### CONSIGNA A:
Cambia "alegría" por "dicha" en el fragmento sobre la felicidad y vuelve a escribir el pasaje que empieza en las palabras "Ser feliz es algo" y termina después de las palabras "a su destino.".
### CONSIGNA B:
En el fragmento sobre la felicidad, ¿de qué obra de García Márquez procede la cita sobre la medicina?

### FRAGMENTO DEL DOCUMENTO:

============================================================

Ser feliz es, sobre todo, sentirse realizado como ser humano en las múltiples misiones de la vida. Sentir profundamente el placer del servicio auténtico a la existencia humana dentro de los ámbitos cercanos que la representan (la familia, los amigos, por ejemplo), en la cotidianidad de los actos de la simplicidad trascendente y en el amplio universo de relaciones sociales que la pueblan (la nación, el país y, por qué no, el mundo).
Ser feliz es tender una mano al otro y aceptar la suya sin menoscabo sabiendo lo que se hace y sintiendo el placer de hacerlo. Saber sentir. Sentir lo que se sabe. Hacer desde el saber y el sentir. Es encontrarse a uno mismo en el placer de ser quien se es, de que los nuestros son lo que son y se es quien se es para ellos. Es tropezar y volver a andar. Enmudecer por un momento, pero querer hablar siempre.
Ser feliz es algo tan grande y tan pequeño como la alegría de sentirse vivo. La felicidad nace en el ansia de vivir plenamente y obtener de la vida bienestar, sentir el deseo de vivir y saber cómo llevarlo a su destino.
“Ser feliz –dice José Ignacio Laita de la Rica– es no dejar de crecer. Conocer las propias posibilidades y ponerlas en funcionamiento. Ser feliz significa sacar de sí mismo lo mejor que uno tiene”. Se es feliz en vida, viviendo. Sintiéndose feliz. Teniendo las capacidades humanas necesarias para ser feliz. Salud y felicidad van de la mano. No basta con no estar enfermos, no basta con ser sanos y educados. Queremos ser felices. Muy acertadamente, la National Association for Mental Health (New York, Columbus Circle) dice que salud mental es la capacidad de una persona para sentirse bien consigo misma, respecto a los demás, y ser capaz de enfrentar por sí misma las exigencias de la vida. Y si incluimos en estas últimas nuestras propias exigencias, no hay que olvidar que el ser humano es esencialmente intencional, entonces podemos decir que salud mental es la capacidad de una persona para ser feliz construyendo su felicidad. No en balde García Márquez dice que “no hay medicina que cure lo que no cura la felicidad” (Del amor y otros demonios).

============================================================

### MATERIAL DE ORIGEN:
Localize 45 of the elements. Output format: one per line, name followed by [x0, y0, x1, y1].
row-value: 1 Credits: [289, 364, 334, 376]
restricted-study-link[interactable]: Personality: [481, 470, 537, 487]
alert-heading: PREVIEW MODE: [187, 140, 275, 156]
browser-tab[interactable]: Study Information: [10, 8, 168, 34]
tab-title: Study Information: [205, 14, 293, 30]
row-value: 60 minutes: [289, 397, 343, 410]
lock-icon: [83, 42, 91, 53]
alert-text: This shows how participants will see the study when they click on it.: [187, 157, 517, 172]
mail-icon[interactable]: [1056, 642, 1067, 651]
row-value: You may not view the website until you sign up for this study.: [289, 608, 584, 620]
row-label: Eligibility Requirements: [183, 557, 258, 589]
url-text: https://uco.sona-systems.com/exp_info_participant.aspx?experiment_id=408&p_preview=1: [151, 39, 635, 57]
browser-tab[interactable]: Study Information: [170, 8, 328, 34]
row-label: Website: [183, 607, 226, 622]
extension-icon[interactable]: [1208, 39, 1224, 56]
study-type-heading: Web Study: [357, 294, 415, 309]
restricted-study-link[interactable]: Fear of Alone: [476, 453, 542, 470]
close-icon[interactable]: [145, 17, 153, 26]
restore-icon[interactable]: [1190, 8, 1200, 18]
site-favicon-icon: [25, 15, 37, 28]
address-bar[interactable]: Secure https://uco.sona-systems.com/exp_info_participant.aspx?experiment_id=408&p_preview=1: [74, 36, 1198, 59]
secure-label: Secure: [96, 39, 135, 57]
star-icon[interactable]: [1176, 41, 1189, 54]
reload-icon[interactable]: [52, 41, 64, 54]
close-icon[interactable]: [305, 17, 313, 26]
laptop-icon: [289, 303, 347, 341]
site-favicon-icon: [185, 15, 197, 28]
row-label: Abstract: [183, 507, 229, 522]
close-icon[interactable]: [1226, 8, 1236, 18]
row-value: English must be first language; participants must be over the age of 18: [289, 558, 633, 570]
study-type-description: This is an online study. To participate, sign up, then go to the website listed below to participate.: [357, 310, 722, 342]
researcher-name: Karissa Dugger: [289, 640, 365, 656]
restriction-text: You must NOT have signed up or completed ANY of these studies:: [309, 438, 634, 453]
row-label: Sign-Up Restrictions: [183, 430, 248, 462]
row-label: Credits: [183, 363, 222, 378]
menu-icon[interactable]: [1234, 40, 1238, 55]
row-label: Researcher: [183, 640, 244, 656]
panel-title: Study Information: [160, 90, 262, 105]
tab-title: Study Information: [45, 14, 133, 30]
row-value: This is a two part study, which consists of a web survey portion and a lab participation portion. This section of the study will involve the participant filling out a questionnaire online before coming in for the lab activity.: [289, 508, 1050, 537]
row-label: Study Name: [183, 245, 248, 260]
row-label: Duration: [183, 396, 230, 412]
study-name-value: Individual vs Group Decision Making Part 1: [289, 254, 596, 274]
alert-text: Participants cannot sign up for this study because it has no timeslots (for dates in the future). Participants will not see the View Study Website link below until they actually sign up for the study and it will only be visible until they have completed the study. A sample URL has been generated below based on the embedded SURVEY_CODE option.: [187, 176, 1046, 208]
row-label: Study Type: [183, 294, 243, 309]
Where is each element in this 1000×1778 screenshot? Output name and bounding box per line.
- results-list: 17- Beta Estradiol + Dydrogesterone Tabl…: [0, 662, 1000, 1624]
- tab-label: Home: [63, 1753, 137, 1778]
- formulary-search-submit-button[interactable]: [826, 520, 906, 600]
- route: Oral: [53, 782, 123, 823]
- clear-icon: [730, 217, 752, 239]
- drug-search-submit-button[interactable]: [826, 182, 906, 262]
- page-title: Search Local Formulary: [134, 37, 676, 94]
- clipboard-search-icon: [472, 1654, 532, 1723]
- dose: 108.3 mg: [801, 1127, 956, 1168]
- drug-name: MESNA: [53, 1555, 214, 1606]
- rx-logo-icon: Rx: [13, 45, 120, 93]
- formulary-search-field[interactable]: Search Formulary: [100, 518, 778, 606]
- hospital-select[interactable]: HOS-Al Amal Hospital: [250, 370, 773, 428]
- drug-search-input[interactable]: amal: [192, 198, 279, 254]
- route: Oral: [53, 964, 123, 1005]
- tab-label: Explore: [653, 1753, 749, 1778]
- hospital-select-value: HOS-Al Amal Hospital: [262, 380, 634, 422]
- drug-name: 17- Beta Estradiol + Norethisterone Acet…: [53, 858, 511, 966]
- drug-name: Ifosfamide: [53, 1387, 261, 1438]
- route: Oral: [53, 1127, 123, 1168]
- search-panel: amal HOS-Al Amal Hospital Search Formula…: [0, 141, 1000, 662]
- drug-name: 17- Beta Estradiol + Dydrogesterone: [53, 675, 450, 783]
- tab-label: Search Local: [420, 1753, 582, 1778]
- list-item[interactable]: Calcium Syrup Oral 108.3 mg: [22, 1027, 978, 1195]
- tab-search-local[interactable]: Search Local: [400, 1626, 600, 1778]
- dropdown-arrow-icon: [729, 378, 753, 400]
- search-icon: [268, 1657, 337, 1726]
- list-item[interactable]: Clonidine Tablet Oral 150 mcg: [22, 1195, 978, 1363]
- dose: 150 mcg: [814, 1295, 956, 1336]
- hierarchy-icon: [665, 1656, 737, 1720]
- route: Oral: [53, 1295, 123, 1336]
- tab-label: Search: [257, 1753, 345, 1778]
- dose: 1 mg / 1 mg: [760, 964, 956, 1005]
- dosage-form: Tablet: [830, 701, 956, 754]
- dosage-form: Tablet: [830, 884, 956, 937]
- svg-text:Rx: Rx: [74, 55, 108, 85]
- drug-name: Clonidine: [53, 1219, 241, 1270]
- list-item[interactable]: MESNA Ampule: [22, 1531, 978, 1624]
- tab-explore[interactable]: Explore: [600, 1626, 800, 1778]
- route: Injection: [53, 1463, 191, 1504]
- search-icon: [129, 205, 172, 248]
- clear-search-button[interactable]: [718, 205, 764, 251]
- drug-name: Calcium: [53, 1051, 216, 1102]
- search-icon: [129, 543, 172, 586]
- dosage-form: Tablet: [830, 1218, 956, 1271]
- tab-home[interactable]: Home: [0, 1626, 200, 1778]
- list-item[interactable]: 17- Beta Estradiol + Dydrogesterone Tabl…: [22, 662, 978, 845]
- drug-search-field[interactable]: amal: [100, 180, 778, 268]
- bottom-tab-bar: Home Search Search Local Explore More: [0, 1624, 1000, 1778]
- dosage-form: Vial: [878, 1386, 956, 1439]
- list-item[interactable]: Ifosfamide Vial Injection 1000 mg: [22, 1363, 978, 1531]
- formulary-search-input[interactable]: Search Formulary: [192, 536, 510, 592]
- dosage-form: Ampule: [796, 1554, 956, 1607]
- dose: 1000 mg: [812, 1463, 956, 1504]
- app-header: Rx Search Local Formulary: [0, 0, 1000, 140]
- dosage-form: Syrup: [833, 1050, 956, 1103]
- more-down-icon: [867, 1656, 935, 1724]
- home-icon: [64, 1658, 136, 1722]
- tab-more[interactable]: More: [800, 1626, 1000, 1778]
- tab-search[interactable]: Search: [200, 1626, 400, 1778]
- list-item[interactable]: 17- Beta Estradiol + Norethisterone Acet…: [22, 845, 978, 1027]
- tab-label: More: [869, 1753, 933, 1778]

============================================================

### RESULTADO DEL EJERCICIO A:
Ser feliz es algo tan grande y tan pequeño como la dicha de sentirse vivo. La felicidad nace en el ansia de vivir plenamente y obtener de la vida bienestar, sentir el deseo de vivir y saber cómo llevarlo a su destino.

### RESULTADO DEL EJERCICIO B:
De "Del amor y otros demonios".